EXTRACTED RECORDS -
»»
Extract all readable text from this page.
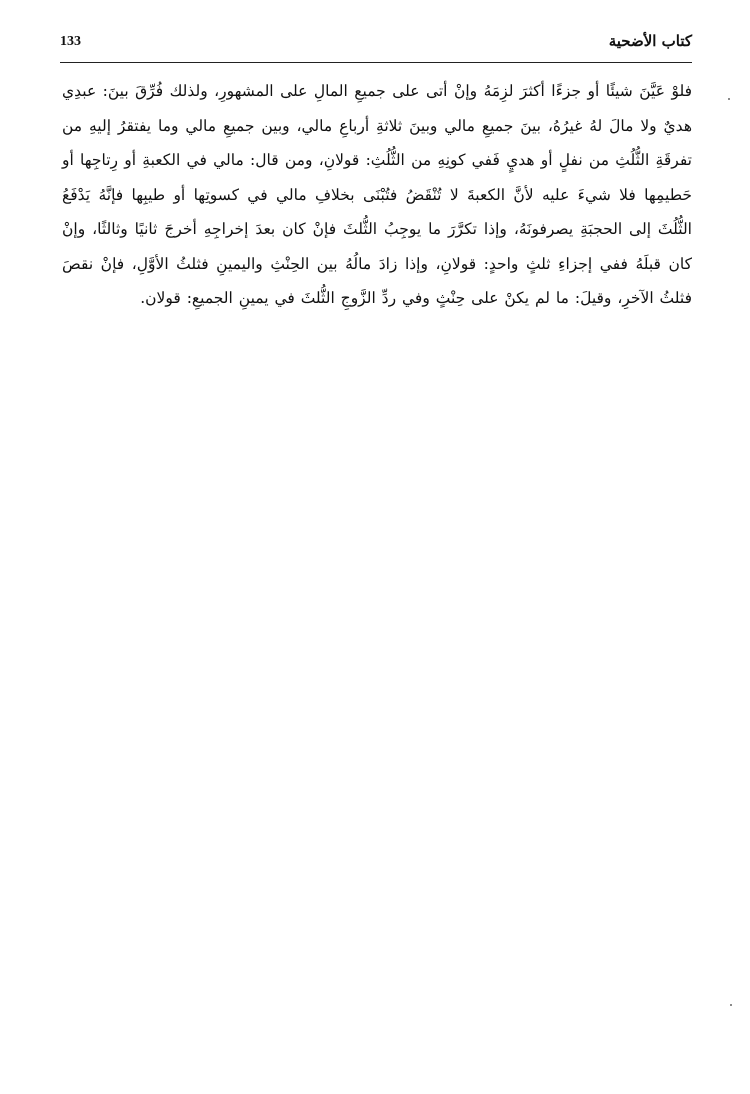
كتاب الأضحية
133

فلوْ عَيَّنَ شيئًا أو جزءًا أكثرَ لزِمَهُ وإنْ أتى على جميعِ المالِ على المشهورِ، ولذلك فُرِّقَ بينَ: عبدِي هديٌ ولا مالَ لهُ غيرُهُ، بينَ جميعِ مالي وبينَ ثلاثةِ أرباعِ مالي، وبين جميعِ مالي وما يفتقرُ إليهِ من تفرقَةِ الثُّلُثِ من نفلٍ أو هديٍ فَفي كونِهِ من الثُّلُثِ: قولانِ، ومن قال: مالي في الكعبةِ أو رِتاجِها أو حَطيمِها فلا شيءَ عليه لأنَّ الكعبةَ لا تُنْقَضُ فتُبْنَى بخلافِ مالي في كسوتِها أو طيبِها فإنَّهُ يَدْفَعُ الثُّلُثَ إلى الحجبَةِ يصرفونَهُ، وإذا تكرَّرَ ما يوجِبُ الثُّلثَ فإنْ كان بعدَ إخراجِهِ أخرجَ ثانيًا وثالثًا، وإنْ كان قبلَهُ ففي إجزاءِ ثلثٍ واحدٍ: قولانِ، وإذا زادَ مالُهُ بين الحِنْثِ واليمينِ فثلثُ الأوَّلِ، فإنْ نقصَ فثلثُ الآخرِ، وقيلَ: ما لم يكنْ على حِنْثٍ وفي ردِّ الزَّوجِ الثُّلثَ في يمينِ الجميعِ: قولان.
««
»»
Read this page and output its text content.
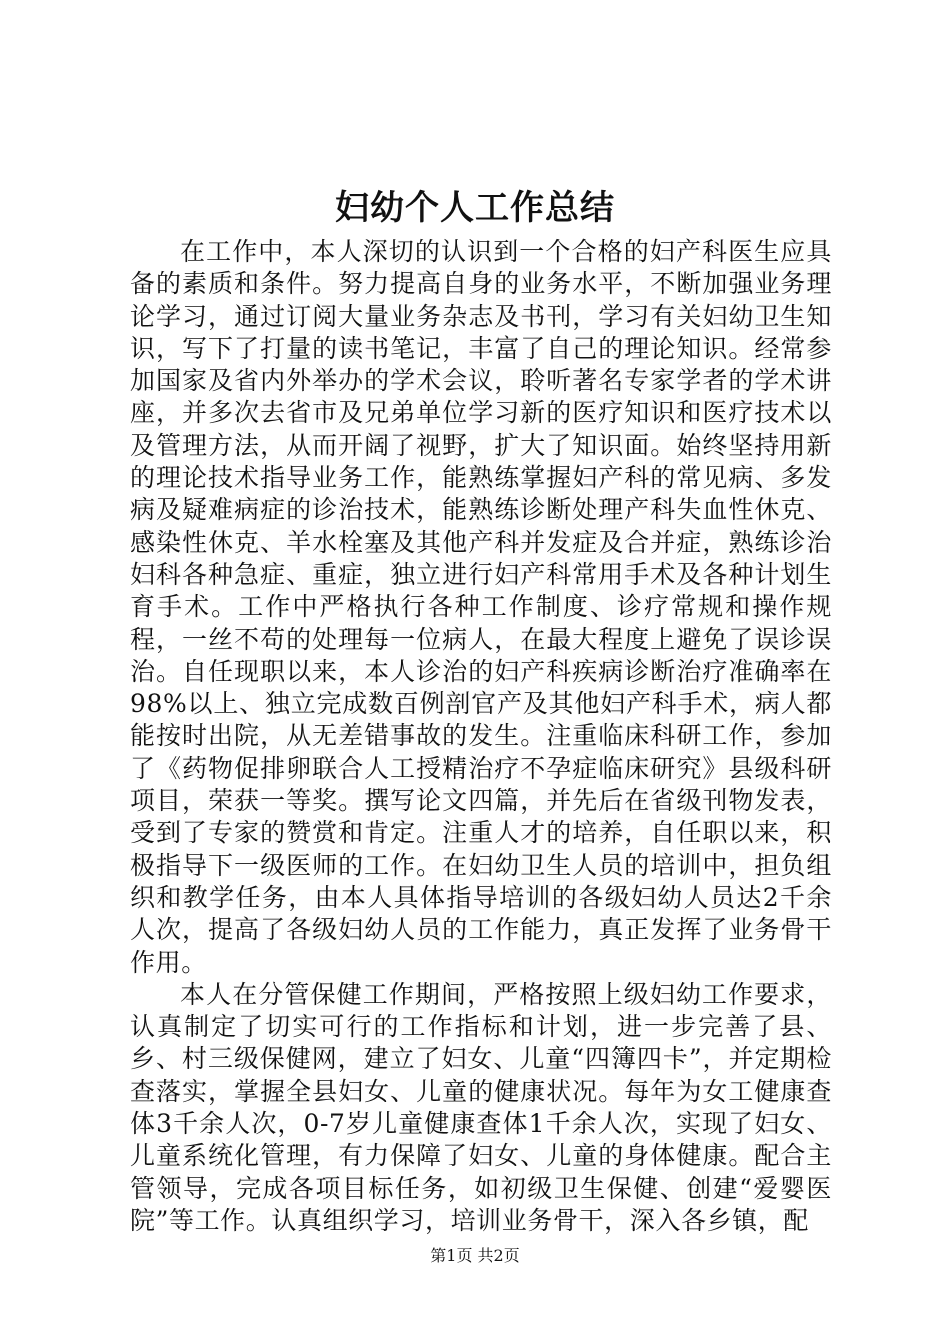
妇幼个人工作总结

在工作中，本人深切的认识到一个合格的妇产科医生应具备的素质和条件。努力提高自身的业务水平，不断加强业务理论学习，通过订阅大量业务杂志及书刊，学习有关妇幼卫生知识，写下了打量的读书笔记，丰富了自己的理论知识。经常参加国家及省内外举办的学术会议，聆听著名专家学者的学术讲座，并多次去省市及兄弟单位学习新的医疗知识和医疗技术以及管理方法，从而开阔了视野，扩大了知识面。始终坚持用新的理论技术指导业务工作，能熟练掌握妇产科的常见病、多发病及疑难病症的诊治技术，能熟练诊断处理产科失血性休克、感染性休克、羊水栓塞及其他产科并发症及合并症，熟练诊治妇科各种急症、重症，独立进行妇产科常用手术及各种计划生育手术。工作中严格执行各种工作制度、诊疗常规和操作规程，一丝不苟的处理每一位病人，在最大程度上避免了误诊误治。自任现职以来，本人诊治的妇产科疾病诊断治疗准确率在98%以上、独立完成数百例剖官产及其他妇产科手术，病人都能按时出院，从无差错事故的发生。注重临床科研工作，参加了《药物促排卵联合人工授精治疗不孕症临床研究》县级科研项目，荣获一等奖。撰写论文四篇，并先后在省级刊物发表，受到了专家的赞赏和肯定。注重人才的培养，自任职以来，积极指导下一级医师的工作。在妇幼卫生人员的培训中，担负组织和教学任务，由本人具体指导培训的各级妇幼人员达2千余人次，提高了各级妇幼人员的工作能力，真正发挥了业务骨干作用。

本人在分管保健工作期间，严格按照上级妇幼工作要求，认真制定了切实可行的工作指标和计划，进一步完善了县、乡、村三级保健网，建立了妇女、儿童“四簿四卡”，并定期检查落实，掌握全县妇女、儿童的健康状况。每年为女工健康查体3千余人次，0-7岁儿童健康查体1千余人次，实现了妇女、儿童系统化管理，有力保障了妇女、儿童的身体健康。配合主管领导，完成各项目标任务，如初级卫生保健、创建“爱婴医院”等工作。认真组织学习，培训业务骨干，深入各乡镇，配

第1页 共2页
««
EXERCISE GOAL - Read the lines above. Gather those in which the string "page" is found.

FULL ANSWER -
Extract all readable text from this page.
Read this page and output its text content.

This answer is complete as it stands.